:: DATA TO PROCESS ::
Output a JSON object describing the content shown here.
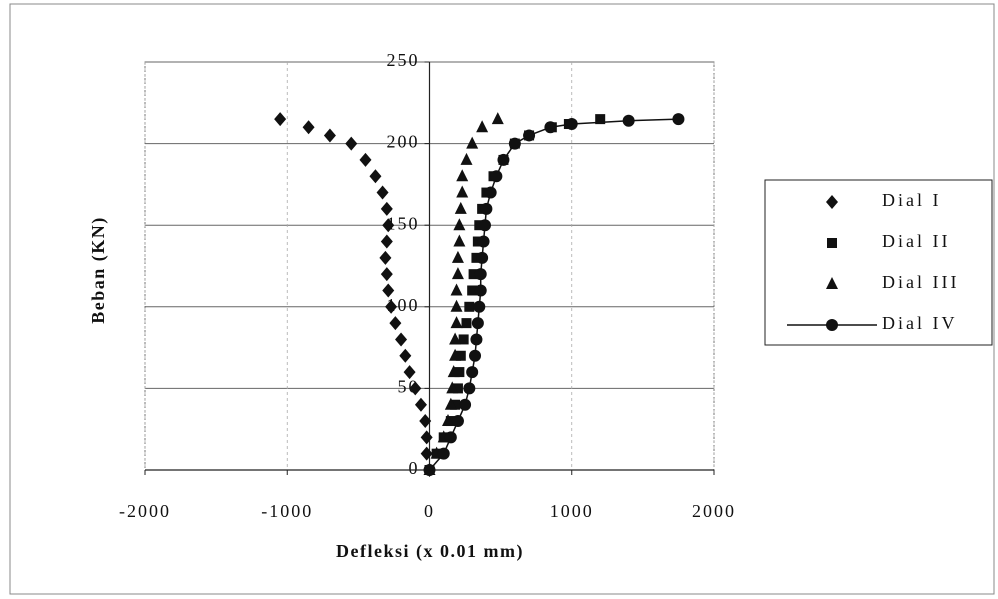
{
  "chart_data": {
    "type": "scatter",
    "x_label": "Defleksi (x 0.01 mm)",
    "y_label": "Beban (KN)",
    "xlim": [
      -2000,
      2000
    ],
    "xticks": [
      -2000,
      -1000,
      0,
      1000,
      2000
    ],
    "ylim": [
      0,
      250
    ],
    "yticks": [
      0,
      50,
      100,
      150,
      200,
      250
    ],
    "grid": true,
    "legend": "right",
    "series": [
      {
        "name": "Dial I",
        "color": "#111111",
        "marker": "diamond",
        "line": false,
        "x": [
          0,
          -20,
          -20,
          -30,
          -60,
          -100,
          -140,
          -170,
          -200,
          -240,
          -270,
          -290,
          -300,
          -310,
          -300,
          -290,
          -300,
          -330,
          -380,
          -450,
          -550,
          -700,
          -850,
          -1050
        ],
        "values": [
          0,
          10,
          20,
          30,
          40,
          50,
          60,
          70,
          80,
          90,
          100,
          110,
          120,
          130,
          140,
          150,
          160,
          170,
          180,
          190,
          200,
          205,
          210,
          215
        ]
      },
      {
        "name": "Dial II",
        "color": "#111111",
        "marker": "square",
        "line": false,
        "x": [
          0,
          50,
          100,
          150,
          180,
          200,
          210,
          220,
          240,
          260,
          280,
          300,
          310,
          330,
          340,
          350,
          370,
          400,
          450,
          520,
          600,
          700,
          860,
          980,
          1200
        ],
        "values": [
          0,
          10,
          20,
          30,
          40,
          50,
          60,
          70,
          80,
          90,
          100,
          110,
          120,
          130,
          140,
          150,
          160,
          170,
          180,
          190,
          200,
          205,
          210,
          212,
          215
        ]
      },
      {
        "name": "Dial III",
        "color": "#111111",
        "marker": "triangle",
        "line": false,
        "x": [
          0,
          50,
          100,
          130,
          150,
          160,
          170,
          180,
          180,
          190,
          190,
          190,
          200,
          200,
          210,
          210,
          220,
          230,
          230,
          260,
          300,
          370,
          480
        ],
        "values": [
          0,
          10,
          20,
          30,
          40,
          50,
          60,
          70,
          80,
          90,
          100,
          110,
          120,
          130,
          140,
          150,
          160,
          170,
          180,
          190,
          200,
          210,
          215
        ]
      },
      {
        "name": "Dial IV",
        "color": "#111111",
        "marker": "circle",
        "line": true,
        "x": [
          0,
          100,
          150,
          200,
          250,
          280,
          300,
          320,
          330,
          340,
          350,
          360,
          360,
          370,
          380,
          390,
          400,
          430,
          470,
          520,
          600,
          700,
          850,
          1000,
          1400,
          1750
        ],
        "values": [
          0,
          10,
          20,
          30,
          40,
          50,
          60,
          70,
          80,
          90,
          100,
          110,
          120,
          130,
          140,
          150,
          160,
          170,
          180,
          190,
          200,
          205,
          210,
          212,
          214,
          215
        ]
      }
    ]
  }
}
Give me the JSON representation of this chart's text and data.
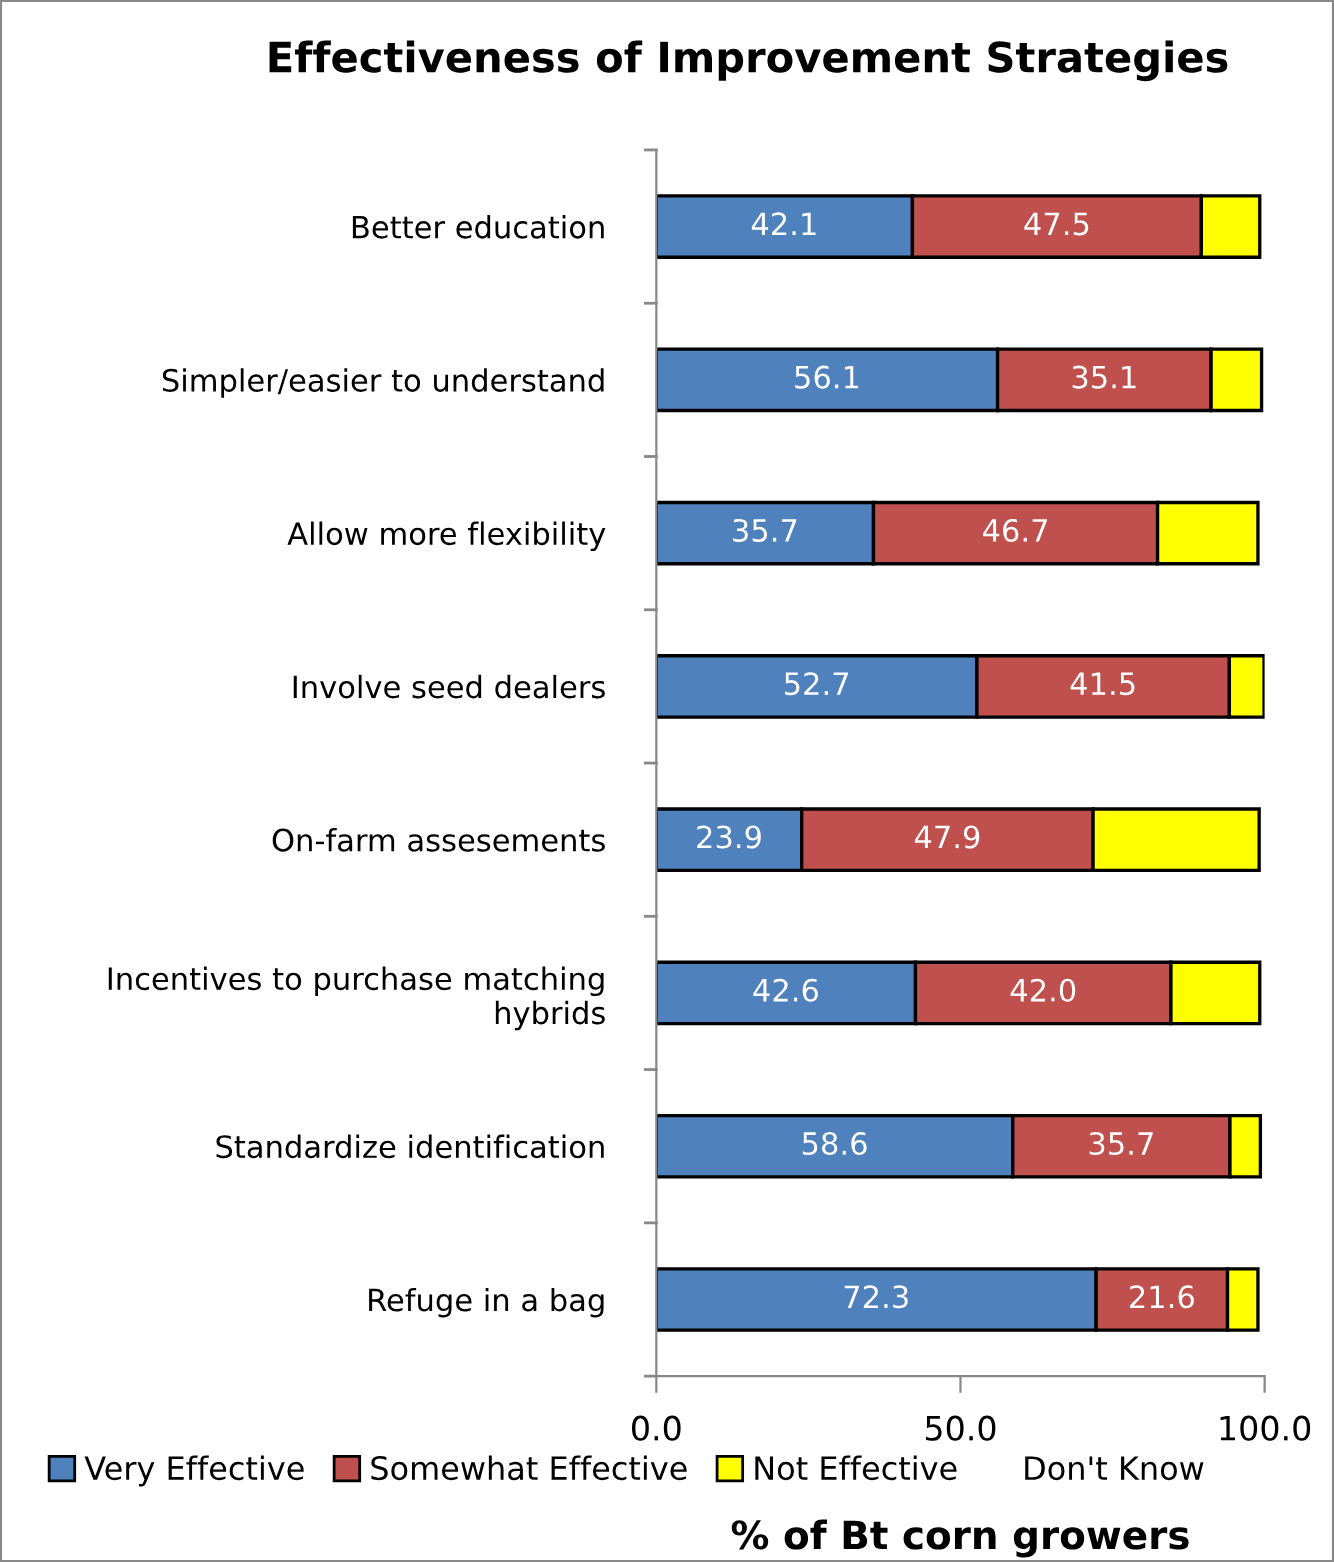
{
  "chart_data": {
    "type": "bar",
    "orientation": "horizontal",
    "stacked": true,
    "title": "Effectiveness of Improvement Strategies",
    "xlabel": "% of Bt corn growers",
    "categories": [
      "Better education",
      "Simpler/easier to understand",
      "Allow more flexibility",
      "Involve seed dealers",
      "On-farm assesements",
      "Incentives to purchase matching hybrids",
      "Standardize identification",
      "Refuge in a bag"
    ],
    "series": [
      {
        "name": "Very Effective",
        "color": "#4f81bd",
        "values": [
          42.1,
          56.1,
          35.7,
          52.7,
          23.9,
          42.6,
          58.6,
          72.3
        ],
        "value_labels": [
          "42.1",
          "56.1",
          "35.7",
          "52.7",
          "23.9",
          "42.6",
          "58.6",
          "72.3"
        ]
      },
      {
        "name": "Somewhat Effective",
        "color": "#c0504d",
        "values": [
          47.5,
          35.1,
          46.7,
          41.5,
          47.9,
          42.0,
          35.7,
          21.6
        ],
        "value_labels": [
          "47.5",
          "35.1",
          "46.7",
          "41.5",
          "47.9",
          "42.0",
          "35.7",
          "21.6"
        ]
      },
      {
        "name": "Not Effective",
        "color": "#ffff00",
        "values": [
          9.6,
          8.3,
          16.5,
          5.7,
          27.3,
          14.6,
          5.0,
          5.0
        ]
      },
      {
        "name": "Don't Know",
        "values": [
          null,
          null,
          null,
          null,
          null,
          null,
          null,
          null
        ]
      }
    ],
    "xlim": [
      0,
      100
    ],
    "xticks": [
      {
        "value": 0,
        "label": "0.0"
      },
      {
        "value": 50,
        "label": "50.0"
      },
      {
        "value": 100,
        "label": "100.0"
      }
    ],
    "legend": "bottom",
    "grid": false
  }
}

:: TASK GOAL ::
Without the pictures, write out all of the material exactly.

:: THE COMPLETED TASK ::
Output a JSON object describing the content shown here.
{
  "chart_data": {
    "type": "scatter",
    "x_label": "Defleksi (x 0.01 mm)",
    "y_label": "Beban (KN)",
    "xlim": [
      -2000,
      2000
    ],
    "xticks": [
      -2000,
      -1000,
      0,
      1000,
      2000
    ],
    "ylim": [
      0,
      250
    ],
    "yticks": [
      0,
      50,
      100,
      150,
      200,
      250
    ],
    "grid": true,
    "legend": "right",
    "series": [
      {
        "name": "Dial I",
        "color": "#111111",
        "marker": "diamond",
        "line": false,
        "x": [
          0,
          -20,
          -20,
          -30,
          -60,
          -100,
          -140,
          -170,
          -200,
          -240,
          -270,
          -290,
          -300,
          -310,
          -300,
          -290,
          -300,
          -330,
          -380,
          -450,
          -550,
          -700,
          -850,
          -1050
        ],
        "values": [
          0,
          10,
          20,
          30,
          40,
          50,
          60,
          70,
          80,
          90,
          100,
          110,
          120,
          130,
          140,
          150,
          160,
          170,
          180,
          190,
          200,
          205,
          210,
          215
        ]
      },
      {
        "name": "Dial II",
        "color": "#111111",
        "marker": "square",
        "line": false,
        "x": [
          0,
          50,
          100,
          150,
          180,
          200,
          210,
          220,
          240,
          260,
          280,
          300,
          310,
          330,
          340,
          350,
          370,
          400,
          450,
          520,
          600,
          700,
          860,
          980,
          1200
        ],
        "values": [
          0,
          10,
          20,
          30,
          40,
          50,
          60,
          70,
          80,
          90,
          100,
          110,
          120,
          130,
          140,
          150,
          160,
          170,
          180,
          190,
          200,
          205,
          210,
          212,
          215
        ]
      },
      {
        "name": "Dial III",
        "color": "#111111",
        "marker": "triangle",
        "line": false,
        "x": [
          0,
          50,
          100,
          130,
          150,
          160,
          170,
          180,
          180,
          190,
          190,
          190,
          200,
          200,
          210,
          210,
          220,
          230,
          230,
          260,
          300,
          370,
          480
        ],
        "values": [
          0,
          10,
          20,
          30,
          40,
          50,
          60,
          70,
          80,
          90,
          100,
          110,
          120,
          130,
          140,
          150,
          160,
          170,
          180,
          190,
          200,
          210,
          215
        ]
      },
      {
        "name": "Dial IV",
        "color": "#111111",
        "marker": "circle",
        "line": true,
        "x": [
          0,
          100,
          150,
          200,
          250,
          280,
          300,
          320,
          330,
          340,
          350,
          360,
          360,
          370,
          380,
          390,
          400,
          430,
          470,
          520,
          600,
          700,
          850,
          1000,
          1400,
          1750
        ],
        "values": [
          0,
          10,
          20,
          30,
          40,
          50,
          60,
          70,
          80,
          90,
          100,
          110,
          120,
          130,
          140,
          150,
          160,
          170,
          180,
          190,
          200,
          205,
          210,
          212,
          214,
          215
        ]
      }
    ]
  }
}
Give me the JSON representation of this chart's text and data.
{
  "chart_data": {
    "type": "bar",
    "orientation": "horizontal",
    "stacked": true,
    "title": "Effectiveness of Improvement Strategies",
    "xlabel": "% of Bt corn growers",
    "categories": [
      "Better education",
      "Simpler/easier to understand",
      "Allow more flexibility",
      "Involve seed dealers",
      "On-farm assesements",
      "Incentives to purchase matching hybrids",
      "Standardize identification",
      "Refuge in a bag"
    ],
    "series": [
      {
        "name": "Very Effective",
        "color": "#4f81bd",
        "values": [
          42.1,
          56.1,
          35.7,
          52.7,
          23.9,
          42.6,
          58.6,
          72.3
        ],
        "value_labels": [
          "42.1",
          "56.1",
          "35.7",
          "52.7",
          "23.9",
          "42.6",
          "58.6",
          "72.3"
        ]
      },
      {
        "name": "Somewhat Effective",
        "color": "#c0504d",
        "values": [
          47.5,
          35.1,
          46.7,
          41.5,
          47.9,
          42.0,
          35.7,
          21.6
        ],
        "value_labels": [
          "47.5",
          "35.1",
          "46.7",
          "41.5",
          "47.9",
          "42.0",
          "35.7",
          "21.6"
        ]
      },
      {
        "name": "Not Effective",
        "color": "#ffff00",
        "values": [
          9.6,
          8.3,
          16.5,
          5.7,
          27.3,
          14.6,
          5.0,
          5.0
        ]
      },
      {
        "name": "Don't Know",
        "values": [
          null,
          null,
          null,
          null,
          null,
          null,
          null,
          null
        ]
      }
    ],
    "xlim": [
      0,
      100
    ],
    "xticks": [
      {
        "value": 0,
        "label": "0.0"
      },
      {
        "value": 50,
        "label": "50.0"
      },
      {
        "value": 100,
        "label": "100.0"
      }
    ],
    "legend": "bottom",
    "grid": false
  }
}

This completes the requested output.